Written instruction — Make an exact copy of all the material below, apart from the pictures.

[Data entries]
%%

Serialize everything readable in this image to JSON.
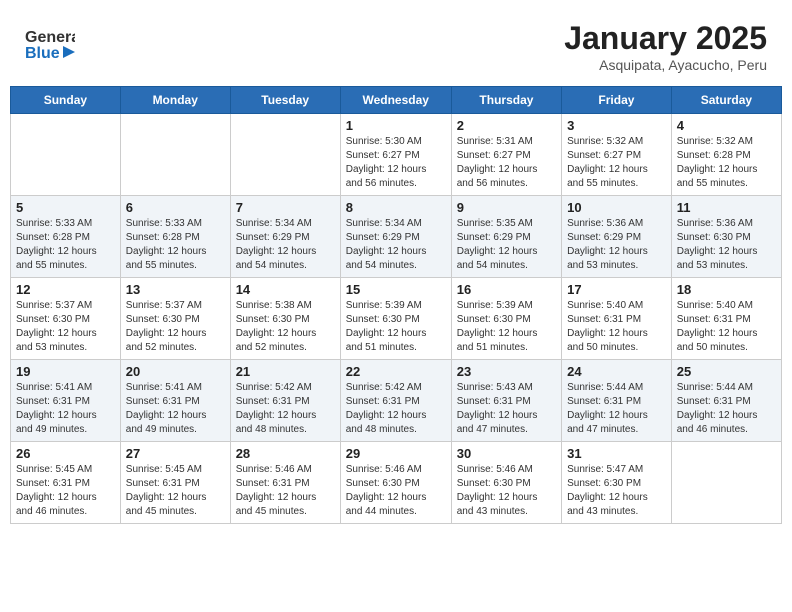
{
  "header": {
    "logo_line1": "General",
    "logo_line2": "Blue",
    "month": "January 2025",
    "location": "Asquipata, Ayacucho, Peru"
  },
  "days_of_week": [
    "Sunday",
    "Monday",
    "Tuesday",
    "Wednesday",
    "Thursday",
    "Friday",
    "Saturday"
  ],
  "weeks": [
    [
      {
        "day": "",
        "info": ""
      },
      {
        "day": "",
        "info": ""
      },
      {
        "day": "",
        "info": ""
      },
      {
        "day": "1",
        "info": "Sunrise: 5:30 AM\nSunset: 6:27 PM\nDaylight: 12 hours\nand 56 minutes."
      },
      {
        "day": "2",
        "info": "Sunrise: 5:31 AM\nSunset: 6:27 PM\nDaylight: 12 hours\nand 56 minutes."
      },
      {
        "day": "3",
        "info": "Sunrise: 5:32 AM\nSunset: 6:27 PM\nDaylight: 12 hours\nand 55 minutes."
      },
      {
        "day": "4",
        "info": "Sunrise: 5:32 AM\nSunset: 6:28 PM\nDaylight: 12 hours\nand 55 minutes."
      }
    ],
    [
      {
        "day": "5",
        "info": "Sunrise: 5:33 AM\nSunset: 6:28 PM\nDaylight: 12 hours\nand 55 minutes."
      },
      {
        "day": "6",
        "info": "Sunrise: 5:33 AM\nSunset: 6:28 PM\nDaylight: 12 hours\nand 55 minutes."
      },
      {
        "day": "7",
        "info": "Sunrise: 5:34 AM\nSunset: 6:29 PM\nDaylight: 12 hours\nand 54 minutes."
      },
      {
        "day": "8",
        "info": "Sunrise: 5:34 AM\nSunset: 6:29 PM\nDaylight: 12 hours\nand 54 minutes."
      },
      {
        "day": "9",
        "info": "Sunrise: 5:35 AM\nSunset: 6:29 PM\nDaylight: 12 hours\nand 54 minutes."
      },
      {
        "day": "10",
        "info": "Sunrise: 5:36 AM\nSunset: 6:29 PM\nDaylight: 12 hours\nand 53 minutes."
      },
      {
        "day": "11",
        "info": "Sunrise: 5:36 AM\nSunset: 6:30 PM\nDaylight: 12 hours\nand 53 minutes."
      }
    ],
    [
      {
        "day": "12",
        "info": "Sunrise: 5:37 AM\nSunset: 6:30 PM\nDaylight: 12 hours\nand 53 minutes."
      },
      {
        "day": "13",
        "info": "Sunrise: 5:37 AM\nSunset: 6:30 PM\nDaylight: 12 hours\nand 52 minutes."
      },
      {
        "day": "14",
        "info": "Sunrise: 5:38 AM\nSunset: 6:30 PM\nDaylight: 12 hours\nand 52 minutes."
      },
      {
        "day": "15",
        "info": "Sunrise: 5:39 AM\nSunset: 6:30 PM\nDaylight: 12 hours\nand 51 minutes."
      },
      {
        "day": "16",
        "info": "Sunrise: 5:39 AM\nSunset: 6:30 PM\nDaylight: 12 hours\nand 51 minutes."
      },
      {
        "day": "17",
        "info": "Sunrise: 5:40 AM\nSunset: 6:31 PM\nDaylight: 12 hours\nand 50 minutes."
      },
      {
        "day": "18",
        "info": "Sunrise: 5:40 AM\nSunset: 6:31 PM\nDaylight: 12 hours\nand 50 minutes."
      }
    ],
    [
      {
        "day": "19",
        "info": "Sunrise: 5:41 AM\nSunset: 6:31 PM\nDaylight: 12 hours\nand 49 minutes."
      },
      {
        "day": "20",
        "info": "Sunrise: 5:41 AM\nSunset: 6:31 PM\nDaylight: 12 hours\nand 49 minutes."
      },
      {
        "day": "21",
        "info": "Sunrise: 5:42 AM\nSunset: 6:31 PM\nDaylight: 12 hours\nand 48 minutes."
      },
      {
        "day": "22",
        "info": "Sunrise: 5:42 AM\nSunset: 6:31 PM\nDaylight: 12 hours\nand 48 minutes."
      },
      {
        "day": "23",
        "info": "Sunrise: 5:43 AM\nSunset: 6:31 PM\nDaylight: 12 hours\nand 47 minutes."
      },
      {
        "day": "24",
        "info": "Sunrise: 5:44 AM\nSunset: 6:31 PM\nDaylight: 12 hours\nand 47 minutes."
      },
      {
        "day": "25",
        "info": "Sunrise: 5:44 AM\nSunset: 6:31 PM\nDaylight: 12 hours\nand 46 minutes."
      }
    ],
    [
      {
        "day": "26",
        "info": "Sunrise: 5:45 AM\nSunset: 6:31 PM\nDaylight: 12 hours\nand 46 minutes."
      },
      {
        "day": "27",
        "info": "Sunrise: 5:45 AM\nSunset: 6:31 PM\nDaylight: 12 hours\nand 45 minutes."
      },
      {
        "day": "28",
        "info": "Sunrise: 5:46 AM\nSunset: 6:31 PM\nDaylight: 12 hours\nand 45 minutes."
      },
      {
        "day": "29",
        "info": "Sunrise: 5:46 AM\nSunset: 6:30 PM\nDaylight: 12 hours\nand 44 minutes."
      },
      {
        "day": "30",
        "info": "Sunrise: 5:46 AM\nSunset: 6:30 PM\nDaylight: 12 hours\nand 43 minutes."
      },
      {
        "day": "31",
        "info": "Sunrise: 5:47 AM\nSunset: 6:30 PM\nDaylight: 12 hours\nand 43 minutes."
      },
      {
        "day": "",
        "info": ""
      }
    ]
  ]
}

%%

Exercise result —
Serialize everything readable in this image to JSON.
{
  "header": {
    "logo_line1": "General",
    "logo_line2": "Blue",
    "month": "January 2025",
    "location": "Asquipata, Ayacucho, Peru"
  },
  "days_of_week": [
    "Sunday",
    "Monday",
    "Tuesday",
    "Wednesday",
    "Thursday",
    "Friday",
    "Saturday"
  ],
  "weeks": [
    [
      {
        "day": "",
        "info": ""
      },
      {
        "day": "",
        "info": ""
      },
      {
        "day": "",
        "info": ""
      },
      {
        "day": "1",
        "info": "Sunrise: 5:30 AM\nSunset: 6:27 PM\nDaylight: 12 hours\nand 56 minutes."
      },
      {
        "day": "2",
        "info": "Sunrise: 5:31 AM\nSunset: 6:27 PM\nDaylight: 12 hours\nand 56 minutes."
      },
      {
        "day": "3",
        "info": "Sunrise: 5:32 AM\nSunset: 6:27 PM\nDaylight: 12 hours\nand 55 minutes."
      },
      {
        "day": "4",
        "info": "Sunrise: 5:32 AM\nSunset: 6:28 PM\nDaylight: 12 hours\nand 55 minutes."
      }
    ],
    [
      {
        "day": "5",
        "info": "Sunrise: 5:33 AM\nSunset: 6:28 PM\nDaylight: 12 hours\nand 55 minutes."
      },
      {
        "day": "6",
        "info": "Sunrise: 5:33 AM\nSunset: 6:28 PM\nDaylight: 12 hours\nand 55 minutes."
      },
      {
        "day": "7",
        "info": "Sunrise: 5:34 AM\nSunset: 6:29 PM\nDaylight: 12 hours\nand 54 minutes."
      },
      {
        "day": "8",
        "info": "Sunrise: 5:34 AM\nSunset: 6:29 PM\nDaylight: 12 hours\nand 54 minutes."
      },
      {
        "day": "9",
        "info": "Sunrise: 5:35 AM\nSunset: 6:29 PM\nDaylight: 12 hours\nand 54 minutes."
      },
      {
        "day": "10",
        "info": "Sunrise: 5:36 AM\nSunset: 6:29 PM\nDaylight: 12 hours\nand 53 minutes."
      },
      {
        "day": "11",
        "info": "Sunrise: 5:36 AM\nSunset: 6:30 PM\nDaylight: 12 hours\nand 53 minutes."
      }
    ],
    [
      {
        "day": "12",
        "info": "Sunrise: 5:37 AM\nSunset: 6:30 PM\nDaylight: 12 hours\nand 53 minutes."
      },
      {
        "day": "13",
        "info": "Sunrise: 5:37 AM\nSunset: 6:30 PM\nDaylight: 12 hours\nand 52 minutes."
      },
      {
        "day": "14",
        "info": "Sunrise: 5:38 AM\nSunset: 6:30 PM\nDaylight: 12 hours\nand 52 minutes."
      },
      {
        "day": "15",
        "info": "Sunrise: 5:39 AM\nSunset: 6:30 PM\nDaylight: 12 hours\nand 51 minutes."
      },
      {
        "day": "16",
        "info": "Sunrise: 5:39 AM\nSunset: 6:30 PM\nDaylight: 12 hours\nand 51 minutes."
      },
      {
        "day": "17",
        "info": "Sunrise: 5:40 AM\nSunset: 6:31 PM\nDaylight: 12 hours\nand 50 minutes."
      },
      {
        "day": "18",
        "info": "Sunrise: 5:40 AM\nSunset: 6:31 PM\nDaylight: 12 hours\nand 50 minutes."
      }
    ],
    [
      {
        "day": "19",
        "info": "Sunrise: 5:41 AM\nSunset: 6:31 PM\nDaylight: 12 hours\nand 49 minutes."
      },
      {
        "day": "20",
        "info": "Sunrise: 5:41 AM\nSunset: 6:31 PM\nDaylight: 12 hours\nand 49 minutes."
      },
      {
        "day": "21",
        "info": "Sunrise: 5:42 AM\nSunset: 6:31 PM\nDaylight: 12 hours\nand 48 minutes."
      },
      {
        "day": "22",
        "info": "Sunrise: 5:42 AM\nSunset: 6:31 PM\nDaylight: 12 hours\nand 48 minutes."
      },
      {
        "day": "23",
        "info": "Sunrise: 5:43 AM\nSunset: 6:31 PM\nDaylight: 12 hours\nand 47 minutes."
      },
      {
        "day": "24",
        "info": "Sunrise: 5:44 AM\nSunset: 6:31 PM\nDaylight: 12 hours\nand 47 minutes."
      },
      {
        "day": "25",
        "info": "Sunrise: 5:44 AM\nSunset: 6:31 PM\nDaylight: 12 hours\nand 46 minutes."
      }
    ],
    [
      {
        "day": "26",
        "info": "Sunrise: 5:45 AM\nSunset: 6:31 PM\nDaylight: 12 hours\nand 46 minutes."
      },
      {
        "day": "27",
        "info": "Sunrise: 5:45 AM\nSunset: 6:31 PM\nDaylight: 12 hours\nand 45 minutes."
      },
      {
        "day": "28",
        "info": "Sunrise: 5:46 AM\nSunset: 6:31 PM\nDaylight: 12 hours\nand 45 minutes."
      },
      {
        "day": "29",
        "info": "Sunrise: 5:46 AM\nSunset: 6:30 PM\nDaylight: 12 hours\nand 44 minutes."
      },
      {
        "day": "30",
        "info": "Sunrise: 5:46 AM\nSunset: 6:30 PM\nDaylight: 12 hours\nand 43 minutes."
      },
      {
        "day": "31",
        "info": "Sunrise: 5:47 AM\nSunset: 6:30 PM\nDaylight: 12 hours\nand 43 minutes."
      },
      {
        "day": "",
        "info": ""
      }
    ]
  ]
}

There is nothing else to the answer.